=== EXERCISE DATA ===

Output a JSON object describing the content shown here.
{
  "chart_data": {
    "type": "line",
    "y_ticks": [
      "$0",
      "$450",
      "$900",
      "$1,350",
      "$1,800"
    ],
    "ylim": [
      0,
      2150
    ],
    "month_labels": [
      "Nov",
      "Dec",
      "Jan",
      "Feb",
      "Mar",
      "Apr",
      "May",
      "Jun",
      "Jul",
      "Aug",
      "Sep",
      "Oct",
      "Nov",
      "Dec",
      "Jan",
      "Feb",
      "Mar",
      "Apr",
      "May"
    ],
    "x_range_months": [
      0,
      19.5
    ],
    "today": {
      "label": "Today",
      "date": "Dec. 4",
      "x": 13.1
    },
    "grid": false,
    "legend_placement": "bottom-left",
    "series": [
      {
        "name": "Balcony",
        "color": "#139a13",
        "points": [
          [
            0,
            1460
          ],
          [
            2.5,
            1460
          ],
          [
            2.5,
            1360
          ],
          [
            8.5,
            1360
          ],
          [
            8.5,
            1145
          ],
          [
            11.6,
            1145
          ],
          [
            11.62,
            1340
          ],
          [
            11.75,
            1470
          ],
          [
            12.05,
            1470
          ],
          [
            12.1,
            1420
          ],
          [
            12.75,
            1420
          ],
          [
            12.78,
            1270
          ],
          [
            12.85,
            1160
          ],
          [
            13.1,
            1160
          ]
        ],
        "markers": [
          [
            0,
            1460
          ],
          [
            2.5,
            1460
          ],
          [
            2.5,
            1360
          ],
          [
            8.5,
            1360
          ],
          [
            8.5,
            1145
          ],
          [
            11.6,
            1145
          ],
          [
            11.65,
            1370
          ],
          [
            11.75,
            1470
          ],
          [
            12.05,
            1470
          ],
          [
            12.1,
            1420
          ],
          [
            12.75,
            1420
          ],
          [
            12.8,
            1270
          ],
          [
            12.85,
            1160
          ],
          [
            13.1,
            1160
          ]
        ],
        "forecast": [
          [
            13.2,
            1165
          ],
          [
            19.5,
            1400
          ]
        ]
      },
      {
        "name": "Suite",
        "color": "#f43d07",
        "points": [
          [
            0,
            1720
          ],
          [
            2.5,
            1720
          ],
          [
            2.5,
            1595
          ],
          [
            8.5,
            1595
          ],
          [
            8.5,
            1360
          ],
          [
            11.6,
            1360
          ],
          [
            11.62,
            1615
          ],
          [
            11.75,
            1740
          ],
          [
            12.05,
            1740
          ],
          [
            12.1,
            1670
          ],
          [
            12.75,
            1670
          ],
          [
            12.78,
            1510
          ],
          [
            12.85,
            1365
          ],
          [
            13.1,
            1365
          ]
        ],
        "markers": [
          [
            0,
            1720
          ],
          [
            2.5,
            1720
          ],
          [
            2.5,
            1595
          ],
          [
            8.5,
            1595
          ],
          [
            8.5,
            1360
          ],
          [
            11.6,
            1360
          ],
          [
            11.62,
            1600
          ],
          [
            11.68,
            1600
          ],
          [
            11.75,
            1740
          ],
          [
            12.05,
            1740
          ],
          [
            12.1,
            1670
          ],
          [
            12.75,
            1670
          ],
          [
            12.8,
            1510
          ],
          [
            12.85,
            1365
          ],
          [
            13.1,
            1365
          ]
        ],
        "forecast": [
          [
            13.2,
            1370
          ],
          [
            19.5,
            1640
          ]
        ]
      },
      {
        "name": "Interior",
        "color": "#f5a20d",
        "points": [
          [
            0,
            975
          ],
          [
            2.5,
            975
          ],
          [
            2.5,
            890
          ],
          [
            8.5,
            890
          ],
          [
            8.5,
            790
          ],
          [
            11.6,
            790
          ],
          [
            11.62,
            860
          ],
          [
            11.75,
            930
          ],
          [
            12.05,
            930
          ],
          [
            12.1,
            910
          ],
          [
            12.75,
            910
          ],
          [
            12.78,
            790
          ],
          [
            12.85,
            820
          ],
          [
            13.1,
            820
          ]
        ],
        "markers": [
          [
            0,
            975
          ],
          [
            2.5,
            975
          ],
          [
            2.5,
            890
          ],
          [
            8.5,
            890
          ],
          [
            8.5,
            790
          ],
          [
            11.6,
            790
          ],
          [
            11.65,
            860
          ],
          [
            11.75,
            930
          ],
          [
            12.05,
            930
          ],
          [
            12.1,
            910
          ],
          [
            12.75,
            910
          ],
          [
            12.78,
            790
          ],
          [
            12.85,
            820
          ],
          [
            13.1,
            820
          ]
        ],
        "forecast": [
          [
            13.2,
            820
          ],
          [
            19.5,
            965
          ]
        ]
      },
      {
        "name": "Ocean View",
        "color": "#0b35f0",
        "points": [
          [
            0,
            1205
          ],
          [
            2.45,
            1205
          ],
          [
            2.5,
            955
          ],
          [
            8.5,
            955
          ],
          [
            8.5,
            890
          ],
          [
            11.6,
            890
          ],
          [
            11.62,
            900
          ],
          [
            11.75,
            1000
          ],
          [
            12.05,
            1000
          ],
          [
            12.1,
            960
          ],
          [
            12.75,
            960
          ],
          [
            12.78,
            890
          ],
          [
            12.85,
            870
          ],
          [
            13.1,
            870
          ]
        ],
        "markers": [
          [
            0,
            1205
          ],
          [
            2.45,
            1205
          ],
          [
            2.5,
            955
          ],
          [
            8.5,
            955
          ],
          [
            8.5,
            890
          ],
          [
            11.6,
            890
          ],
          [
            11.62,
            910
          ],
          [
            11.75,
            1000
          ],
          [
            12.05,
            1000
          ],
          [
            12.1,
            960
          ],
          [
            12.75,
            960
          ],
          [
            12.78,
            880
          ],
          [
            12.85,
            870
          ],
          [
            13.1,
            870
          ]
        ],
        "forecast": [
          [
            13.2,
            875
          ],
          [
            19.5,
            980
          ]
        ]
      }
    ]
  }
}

===
=== EXERCISE DATA ===

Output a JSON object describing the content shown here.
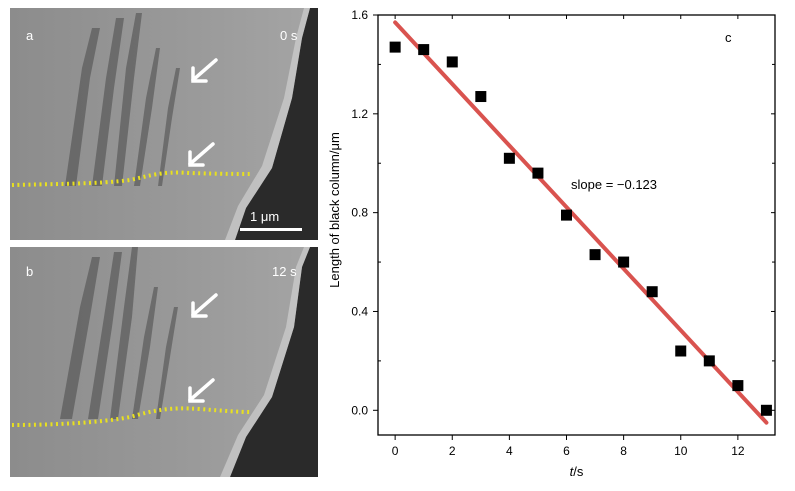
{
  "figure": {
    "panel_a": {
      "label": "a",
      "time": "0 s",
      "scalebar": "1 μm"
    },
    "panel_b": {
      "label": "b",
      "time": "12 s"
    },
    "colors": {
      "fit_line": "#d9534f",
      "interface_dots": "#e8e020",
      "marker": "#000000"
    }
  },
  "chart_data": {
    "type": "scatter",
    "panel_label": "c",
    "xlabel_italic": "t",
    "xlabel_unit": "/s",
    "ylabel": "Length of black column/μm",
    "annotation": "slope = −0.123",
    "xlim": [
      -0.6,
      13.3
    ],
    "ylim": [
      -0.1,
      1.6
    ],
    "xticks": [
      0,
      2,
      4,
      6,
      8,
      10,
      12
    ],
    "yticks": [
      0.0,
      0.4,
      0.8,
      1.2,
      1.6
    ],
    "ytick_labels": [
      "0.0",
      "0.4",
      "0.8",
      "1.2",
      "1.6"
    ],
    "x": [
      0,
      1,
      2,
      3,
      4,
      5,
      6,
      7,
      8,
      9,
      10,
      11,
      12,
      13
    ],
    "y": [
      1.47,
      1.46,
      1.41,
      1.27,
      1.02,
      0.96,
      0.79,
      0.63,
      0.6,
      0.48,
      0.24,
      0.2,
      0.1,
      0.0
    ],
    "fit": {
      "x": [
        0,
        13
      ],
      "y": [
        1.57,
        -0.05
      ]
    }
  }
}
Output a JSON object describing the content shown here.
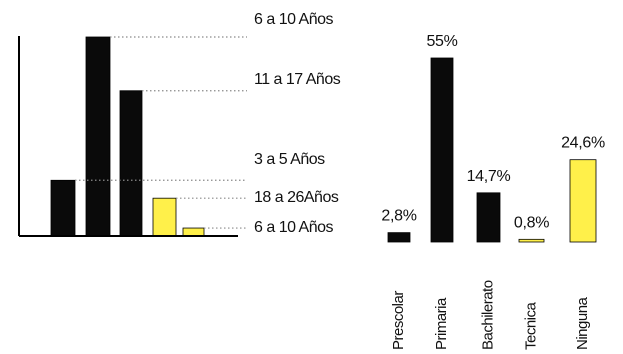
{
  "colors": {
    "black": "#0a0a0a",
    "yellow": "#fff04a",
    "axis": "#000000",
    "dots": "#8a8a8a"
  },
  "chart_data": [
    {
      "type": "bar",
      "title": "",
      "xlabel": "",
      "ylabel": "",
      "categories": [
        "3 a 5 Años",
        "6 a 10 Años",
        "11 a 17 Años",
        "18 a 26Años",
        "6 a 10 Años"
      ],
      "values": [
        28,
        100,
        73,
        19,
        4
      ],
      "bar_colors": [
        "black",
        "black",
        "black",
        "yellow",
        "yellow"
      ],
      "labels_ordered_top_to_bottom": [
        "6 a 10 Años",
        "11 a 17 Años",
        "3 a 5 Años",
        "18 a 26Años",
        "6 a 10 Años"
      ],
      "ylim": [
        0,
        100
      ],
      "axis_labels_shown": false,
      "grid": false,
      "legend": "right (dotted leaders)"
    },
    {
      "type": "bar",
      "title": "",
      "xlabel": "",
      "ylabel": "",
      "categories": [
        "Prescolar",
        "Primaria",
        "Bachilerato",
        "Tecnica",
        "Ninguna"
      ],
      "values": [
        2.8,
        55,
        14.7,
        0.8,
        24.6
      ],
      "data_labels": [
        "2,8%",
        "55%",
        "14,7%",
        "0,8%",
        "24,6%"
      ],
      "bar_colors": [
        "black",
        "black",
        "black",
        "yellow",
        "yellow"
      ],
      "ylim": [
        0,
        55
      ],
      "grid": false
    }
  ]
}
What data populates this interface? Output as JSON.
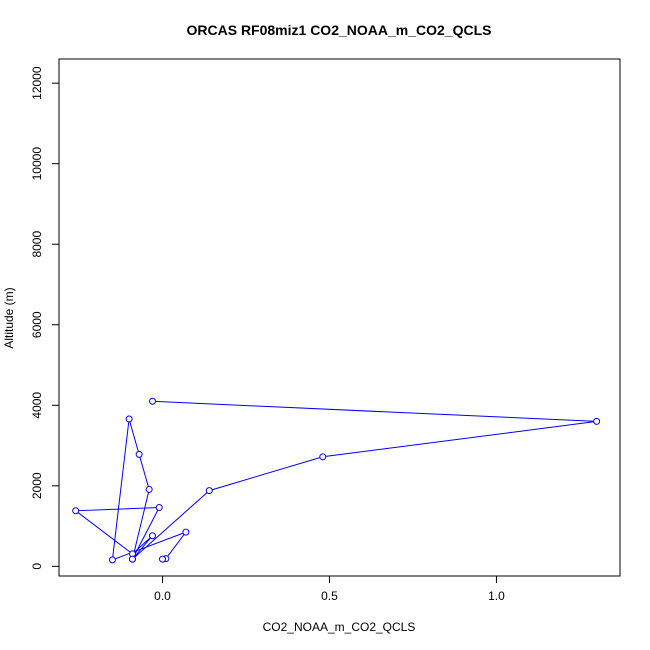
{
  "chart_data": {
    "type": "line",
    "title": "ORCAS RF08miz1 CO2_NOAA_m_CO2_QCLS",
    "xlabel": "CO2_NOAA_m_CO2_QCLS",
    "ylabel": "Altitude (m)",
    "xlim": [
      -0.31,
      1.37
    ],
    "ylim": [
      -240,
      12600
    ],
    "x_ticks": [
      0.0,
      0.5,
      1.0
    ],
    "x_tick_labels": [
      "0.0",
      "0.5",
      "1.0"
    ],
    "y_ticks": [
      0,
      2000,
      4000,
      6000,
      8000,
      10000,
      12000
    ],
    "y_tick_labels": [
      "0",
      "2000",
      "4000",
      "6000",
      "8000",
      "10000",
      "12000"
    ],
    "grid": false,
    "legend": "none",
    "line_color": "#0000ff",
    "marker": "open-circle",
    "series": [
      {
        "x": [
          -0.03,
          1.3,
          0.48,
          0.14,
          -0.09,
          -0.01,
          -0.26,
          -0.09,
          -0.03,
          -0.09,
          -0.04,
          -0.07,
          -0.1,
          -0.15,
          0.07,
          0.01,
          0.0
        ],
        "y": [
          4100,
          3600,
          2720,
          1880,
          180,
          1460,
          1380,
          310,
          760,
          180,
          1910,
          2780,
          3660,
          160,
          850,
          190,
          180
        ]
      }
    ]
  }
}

===
=== EXERCISE DATA ===

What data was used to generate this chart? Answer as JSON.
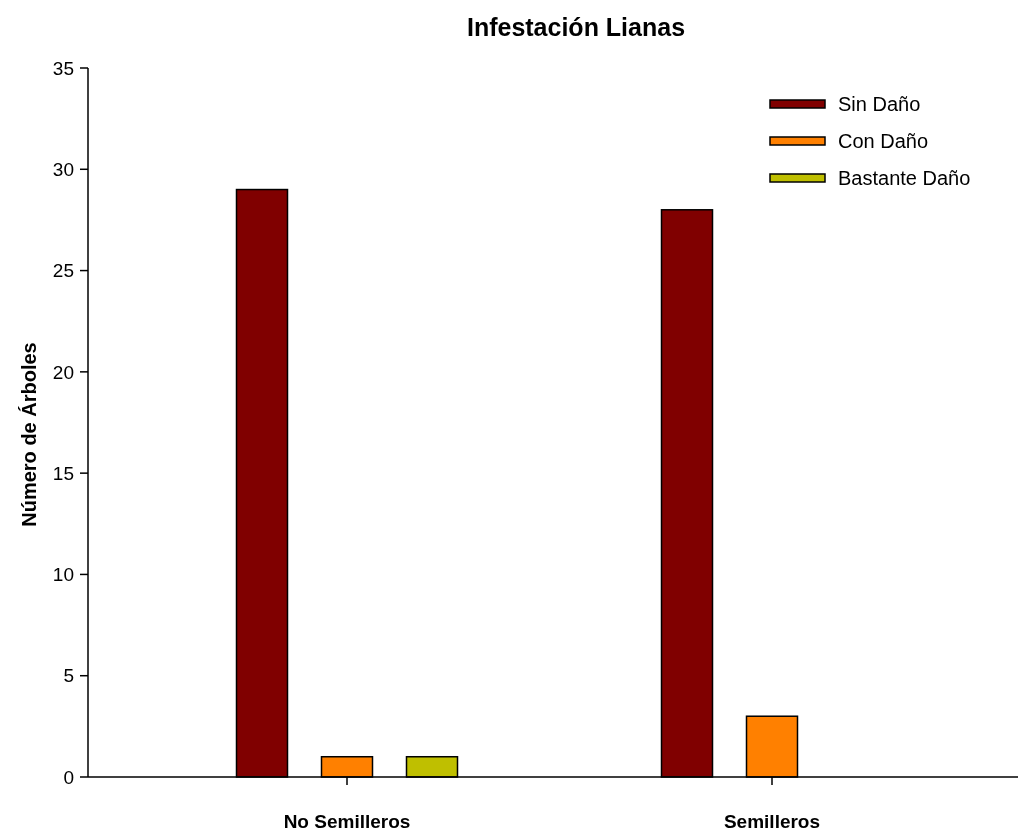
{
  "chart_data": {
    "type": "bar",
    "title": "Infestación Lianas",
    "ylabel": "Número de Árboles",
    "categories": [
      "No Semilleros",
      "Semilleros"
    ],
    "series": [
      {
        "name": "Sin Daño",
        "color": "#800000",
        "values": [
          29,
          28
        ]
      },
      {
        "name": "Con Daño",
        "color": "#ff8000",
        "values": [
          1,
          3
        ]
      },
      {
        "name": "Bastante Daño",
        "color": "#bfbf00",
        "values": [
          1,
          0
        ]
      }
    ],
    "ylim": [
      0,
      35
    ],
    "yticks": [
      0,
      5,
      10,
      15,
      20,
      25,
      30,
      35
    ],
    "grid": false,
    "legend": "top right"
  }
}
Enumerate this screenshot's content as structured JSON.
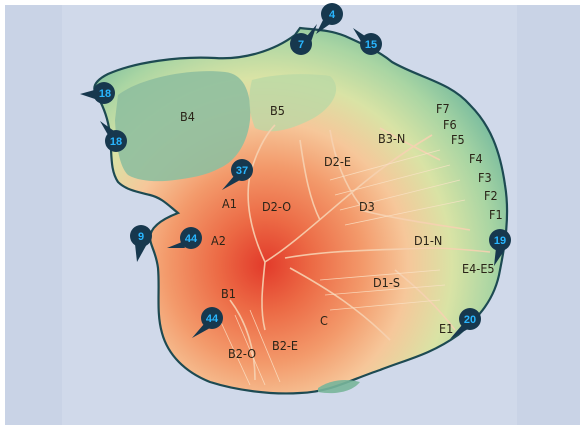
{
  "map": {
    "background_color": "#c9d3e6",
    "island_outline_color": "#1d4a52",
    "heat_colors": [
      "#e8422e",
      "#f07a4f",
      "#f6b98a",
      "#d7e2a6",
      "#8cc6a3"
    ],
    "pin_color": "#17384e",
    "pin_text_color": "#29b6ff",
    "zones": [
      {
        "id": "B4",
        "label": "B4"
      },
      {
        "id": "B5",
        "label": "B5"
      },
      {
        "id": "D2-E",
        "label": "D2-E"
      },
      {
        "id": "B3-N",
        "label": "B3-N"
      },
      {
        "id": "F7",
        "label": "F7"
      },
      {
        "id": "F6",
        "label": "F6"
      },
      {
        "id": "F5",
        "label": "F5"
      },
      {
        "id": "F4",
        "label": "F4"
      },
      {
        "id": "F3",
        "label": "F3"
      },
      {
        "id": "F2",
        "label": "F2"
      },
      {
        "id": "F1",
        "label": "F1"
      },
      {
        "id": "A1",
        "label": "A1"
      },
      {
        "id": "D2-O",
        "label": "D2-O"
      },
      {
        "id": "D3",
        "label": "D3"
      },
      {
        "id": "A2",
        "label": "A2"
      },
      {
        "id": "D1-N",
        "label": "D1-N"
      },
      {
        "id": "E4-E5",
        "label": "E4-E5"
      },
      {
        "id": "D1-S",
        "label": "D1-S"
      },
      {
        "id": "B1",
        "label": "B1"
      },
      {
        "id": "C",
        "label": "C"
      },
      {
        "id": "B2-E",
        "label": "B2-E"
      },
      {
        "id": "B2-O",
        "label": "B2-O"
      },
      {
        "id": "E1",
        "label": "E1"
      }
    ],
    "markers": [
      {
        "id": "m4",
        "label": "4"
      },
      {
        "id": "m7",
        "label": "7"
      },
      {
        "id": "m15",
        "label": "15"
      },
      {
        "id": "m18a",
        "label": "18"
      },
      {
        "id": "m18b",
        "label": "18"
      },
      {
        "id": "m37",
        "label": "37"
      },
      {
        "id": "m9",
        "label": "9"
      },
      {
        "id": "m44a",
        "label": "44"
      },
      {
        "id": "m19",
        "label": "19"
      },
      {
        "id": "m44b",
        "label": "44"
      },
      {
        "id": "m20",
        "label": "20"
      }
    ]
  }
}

===

### GIVEN EXERCISE
Go through the entries above and pull out each line with "name" in it.

### REPLY TO THE TASK
        "name": "Balcony",
        "name": "Suite",
        "name": "Interior",
        "name": "Ocean View",
        "name": "Sin Daño",
        "name": "Con Daño",
        "name": "Bastante Daño",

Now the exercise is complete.